BEGIN Material provided
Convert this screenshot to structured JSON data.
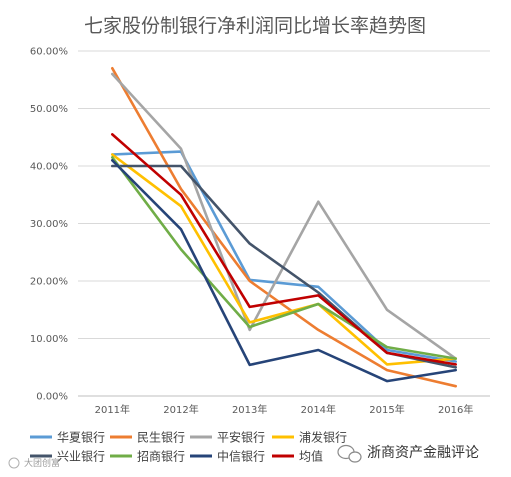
{
  "chart_data": {
    "type": "line",
    "title": "七家股份制银行净利润同比增长率趋势图",
    "categories": [
      "2011年",
      "2012年",
      "2013年",
      "2014年",
      "2015年",
      "2016年"
    ],
    "ylim": [
      0,
      60
    ],
    "yticks": [
      "0.00%",
      "10.00%",
      "20.00%",
      "30.00%",
      "40.00%",
      "50.00%",
      "60.00%"
    ],
    "grid": true,
    "legend_position": "bottom",
    "series": [
      {
        "name": "华夏银行",
        "color": "#5B9BD5",
        "values": [
          42.0,
          42.5,
          20.2,
          19.0,
          8.0,
          6.0
        ]
      },
      {
        "name": "民生银行",
        "color": "#ED7D31",
        "values": [
          57.0,
          36.0,
          20.0,
          11.5,
          4.5,
          1.7
        ]
      },
      {
        "name": "平安银行",
        "color": "#A5A5A5",
        "values": [
          56.0,
          43.0,
          11.5,
          33.8,
          15.0,
          6.5
        ]
      },
      {
        "name": "浦发银行",
        "color": "#FFC000",
        "values": [
          42.0,
          33.0,
          12.8,
          16.0,
          5.5,
          6.5
        ]
      },
      {
        "name": "兴业银行",
        "color": "#44546A",
        "values": [
          40.0,
          40.0,
          26.5,
          18.0,
          7.5,
          5.0
        ]
      },
      {
        "name": "招商银行",
        "color": "#70AD47",
        "values": [
          41.5,
          25.5,
          12.0,
          16.0,
          8.5,
          6.5
        ]
      },
      {
        "name": "中信银行",
        "color": "#264478",
        "values": [
          41.0,
          29.0,
          5.4,
          8.0,
          2.6,
          4.5
        ]
      },
      {
        "name": "均值",
        "color": "#C00000",
        "values": [
          45.5,
          35.0,
          15.5,
          17.5,
          7.5,
          5.5
        ]
      }
    ]
  },
  "watermark": {
    "right_text": "浙商资产金融评论",
    "left_text": "大团创富"
  }
}
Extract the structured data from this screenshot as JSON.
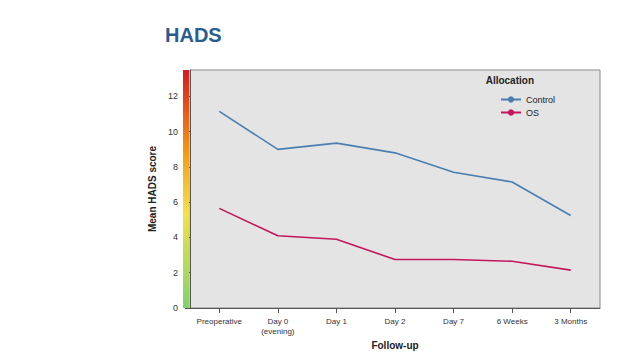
{
  "chart_data": {
    "type": "line",
    "title": "HADS",
    "x_label": "Follow-up",
    "y_label": "Mean HADS score",
    "legend_title": "Allocation",
    "categories": [
      "Preoperative",
      "Day 0 (evening)",
      "Day 1",
      "Day 2",
      "Day 7",
      "6 Weeks",
      "3 Months"
    ],
    "series": [
      {
        "name": "Control",
        "color": "#4a7fb0",
        "values": [
          11.15,
          9.0,
          9.35,
          8.8,
          7.7,
          7.15,
          5.25
        ]
      },
      {
        "name": "OS",
        "color": "#c2185b",
        "values": [
          5.65,
          4.1,
          3.9,
          2.75,
          2.75,
          2.65,
          2.15
        ]
      }
    ],
    "ylim": [
      0,
      13.5
    ],
    "yticks": [
      0,
      2,
      4,
      6,
      8,
      10,
      12
    ],
    "grid": false,
    "legend": "top-right"
  }
}
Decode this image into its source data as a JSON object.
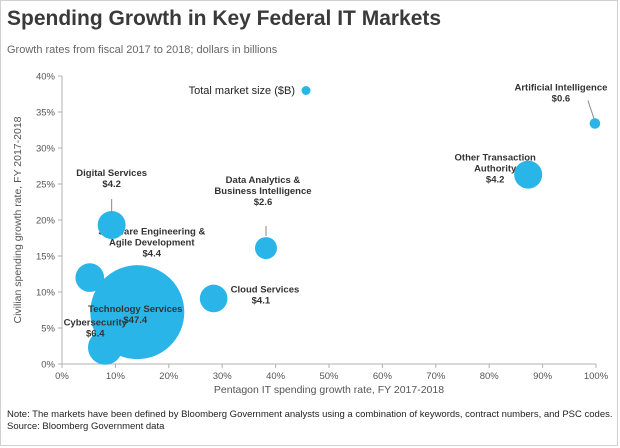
{
  "header": {
    "title": "Spending Growth in Key Federal IT Markets",
    "subtitle": "Growth rates from fiscal 2017 to 2018; dollars in billions"
  },
  "footer": {
    "note": "Note: The markets have been defined by Bloomberg Government analysts using a combination of keywords, contract numbers, and PSC codes.",
    "source": "Source: Bloomberg Government data"
  },
  "colors": {
    "bubble": "#29b5e8",
    "leader": "#888888",
    "axis": "#b0b0b0"
  },
  "chart_data": {
    "type": "scatter",
    "title": "Spending Growth in Key Federal IT Markets",
    "subtitle": "Growth rates from fiscal 2017 to 2018; dollars in billions",
    "xlabel": "Pentagon IT spending growth rate, FY 2017-2018",
    "ylabel": "Civilian spending growth rate, FY 2017-2018",
    "xlim": [
      0,
      100
    ],
    "ylim": [
      0,
      40
    ],
    "xticks": [
      0,
      10,
      20,
      30,
      40,
      50,
      60,
      70,
      80,
      90,
      100
    ],
    "yticks": [
      0,
      5,
      10,
      15,
      20,
      25,
      30,
      35,
      40
    ],
    "x_tick_labels": [
      "0%",
      "10%",
      "20%",
      "30%",
      "40%",
      "50%",
      "60%",
      "70%",
      "80%",
      "90%",
      "100%"
    ],
    "y_tick_labels": [
      "0%",
      "5%",
      "10%",
      "15%",
      "20%",
      "25%",
      "30%",
      "35%",
      "40%"
    ],
    "grid": false,
    "legend": {
      "label": "Total market size ($B)",
      "position": "top-center"
    },
    "points": [
      {
        "name": "Technology Services",
        "label_lines": [
          "Technology Services",
          "$47.4"
        ],
        "x": 14.1,
        "y": 7.2,
        "size": 47.4
      },
      {
        "name": "Cybersecurity",
        "label_lines": [
          "Cybersecurity",
          "$6.4"
        ],
        "x": 8.1,
        "y": 2.3,
        "size": 6.4
      },
      {
        "name": "Software Engineering & Agile Development",
        "label_lines": [
          "Software Engineering &",
          "Agile Development",
          "$4.4"
        ],
        "x": 5.2,
        "y": 12.0,
        "size": 4.4
      },
      {
        "name": "Digital Services",
        "label_lines": [
          "Digital Services",
          "$4.2"
        ],
        "x": 9.3,
        "y": 19.3,
        "size": 4.2
      },
      {
        "name": "Cloud Services",
        "label_lines": [
          "Cloud Services",
          "$4.1"
        ],
        "x": 28.4,
        "y": 9.1,
        "size": 4.1
      },
      {
        "name": "Data Analytics & Business Intelligence",
        "label_lines": [
          "Data Analytics &",
          "Business  Intelligence",
          "$2.6"
        ],
        "x": 38.2,
        "y": 16.1,
        "size": 2.6
      },
      {
        "name": "Other Transaction Authority",
        "label_lines": [
          "Other Transaction",
          "Authority",
          "$4.2"
        ],
        "x": 87.3,
        "y": 26.3,
        "size": 4.2
      },
      {
        "name": "Artificial Intelligence",
        "label_lines": [
          "Artificial Intelligence",
          "$0.6"
        ],
        "x": 99.8,
        "y": 33.4,
        "size": 0.6
      }
    ]
  }
}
END Material provided
## [Task to carry out]
Pull out all lines in the data above that include "Transaction".

## [Result for this task]
        "name": "Other Transaction Authority",
          "Other Transaction",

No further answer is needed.